## Exercise
Reproduce all entries precisely, down to the last character.

* begin Dataset records *

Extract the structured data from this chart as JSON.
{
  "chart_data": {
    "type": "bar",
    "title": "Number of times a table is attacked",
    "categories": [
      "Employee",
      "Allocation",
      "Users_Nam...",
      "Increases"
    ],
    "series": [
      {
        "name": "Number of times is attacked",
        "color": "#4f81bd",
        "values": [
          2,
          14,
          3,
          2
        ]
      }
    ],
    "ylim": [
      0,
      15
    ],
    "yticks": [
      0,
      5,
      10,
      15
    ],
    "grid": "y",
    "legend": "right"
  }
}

* end Dataset records *

## Exercise result
Extract the structured data from this chart as JSON.
{
  "chart_data": {
    "type": "bar",
    "title": "Number of times a table is attacked",
    "categories": [
      "Employee",
      "Allocation",
      "Users_Nam...",
      "Increases"
    ],
    "series": [
      {
        "name": "Number of times is attacked",
        "color": "#4f81bd",
        "values": [
          2,
          14,
          3,
          2
        ]
      }
    ],
    "ylim": [
      0,
      15
    ],
    "yticks": [
      0,
      5,
      10,
      15
    ],
    "grid": "y",
    "legend": "right"
  }
}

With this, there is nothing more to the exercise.